EXERCISE AIM: Write out exactly the lines below that run from the line containing "Extract the structured" through the last line of the records.

····················

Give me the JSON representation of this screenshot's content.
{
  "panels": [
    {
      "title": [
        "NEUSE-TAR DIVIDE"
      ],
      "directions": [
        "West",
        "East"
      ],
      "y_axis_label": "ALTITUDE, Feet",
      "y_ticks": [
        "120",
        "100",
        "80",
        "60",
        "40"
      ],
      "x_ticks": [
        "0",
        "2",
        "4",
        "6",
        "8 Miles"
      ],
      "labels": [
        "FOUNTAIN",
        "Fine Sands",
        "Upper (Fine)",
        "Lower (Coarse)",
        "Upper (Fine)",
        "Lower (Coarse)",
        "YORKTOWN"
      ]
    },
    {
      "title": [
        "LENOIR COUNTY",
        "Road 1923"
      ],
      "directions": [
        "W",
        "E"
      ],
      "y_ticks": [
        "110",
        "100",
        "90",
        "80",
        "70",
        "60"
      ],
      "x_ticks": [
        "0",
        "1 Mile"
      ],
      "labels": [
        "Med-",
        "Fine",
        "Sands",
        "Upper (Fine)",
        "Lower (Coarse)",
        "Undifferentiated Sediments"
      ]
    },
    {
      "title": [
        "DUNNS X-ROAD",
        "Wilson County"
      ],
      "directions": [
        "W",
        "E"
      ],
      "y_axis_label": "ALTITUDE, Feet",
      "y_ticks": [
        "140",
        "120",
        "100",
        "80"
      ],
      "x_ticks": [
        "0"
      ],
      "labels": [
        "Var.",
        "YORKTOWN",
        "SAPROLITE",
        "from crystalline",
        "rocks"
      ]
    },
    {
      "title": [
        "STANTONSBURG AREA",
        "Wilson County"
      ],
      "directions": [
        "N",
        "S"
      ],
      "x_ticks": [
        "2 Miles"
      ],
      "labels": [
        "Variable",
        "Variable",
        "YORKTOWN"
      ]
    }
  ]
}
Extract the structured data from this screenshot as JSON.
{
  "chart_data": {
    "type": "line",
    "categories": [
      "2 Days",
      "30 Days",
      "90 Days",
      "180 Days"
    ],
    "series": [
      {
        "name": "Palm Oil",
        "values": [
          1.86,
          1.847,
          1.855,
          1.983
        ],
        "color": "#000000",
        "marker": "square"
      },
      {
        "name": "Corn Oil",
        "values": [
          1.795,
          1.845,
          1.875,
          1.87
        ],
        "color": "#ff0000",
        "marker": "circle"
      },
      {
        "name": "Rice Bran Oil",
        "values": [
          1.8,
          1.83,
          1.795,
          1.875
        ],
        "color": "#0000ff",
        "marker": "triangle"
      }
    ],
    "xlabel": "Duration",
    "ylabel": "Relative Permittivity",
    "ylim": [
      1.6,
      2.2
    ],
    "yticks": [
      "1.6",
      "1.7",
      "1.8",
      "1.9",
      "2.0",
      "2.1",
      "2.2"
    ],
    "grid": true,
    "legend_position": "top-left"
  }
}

····················

RESULT OF THE EXERCISE:
Extract the structured data from this screenshot as JSON.
{
  "chart_data": {
    "type": "line",
    "categories": [
      "2 Days",
      "30 Days",
      "90 Days",
      "180 Days"
    ],
    "series": [
      {
        "name": "Palm Oil",
        "values": [
          1.86,
          1.847,
          1.855,
          1.983
        ],
        "color": "#000000",
        "marker": "square"
      },
      {
        "name": "Corn Oil",
        "values": [
          1.795,
          1.845,
          1.875,
          1.87
        ],
        "color": "#ff0000",
        "marker": "circle"
      },
      {
        "name": "Rice Bran Oil",
        "values": [
          1.8,
          1.83,
          1.795,
          1.875
        ],
        "color": "#0000ff",
        "marker": "triangle"
      }
    ],
    "xlabel": "Duration",
    "ylabel": "Relative Permittivity",
    "ylim": [
      1.6,
      2.2
    ],
    "yticks": [
      "1.6",
      "1.7",
      "1.8",
      "1.9",
      "2.0",
      "2.1",
      "2.2"
    ],
    "grid": true,
    "legend_position": "top-left"
  }
}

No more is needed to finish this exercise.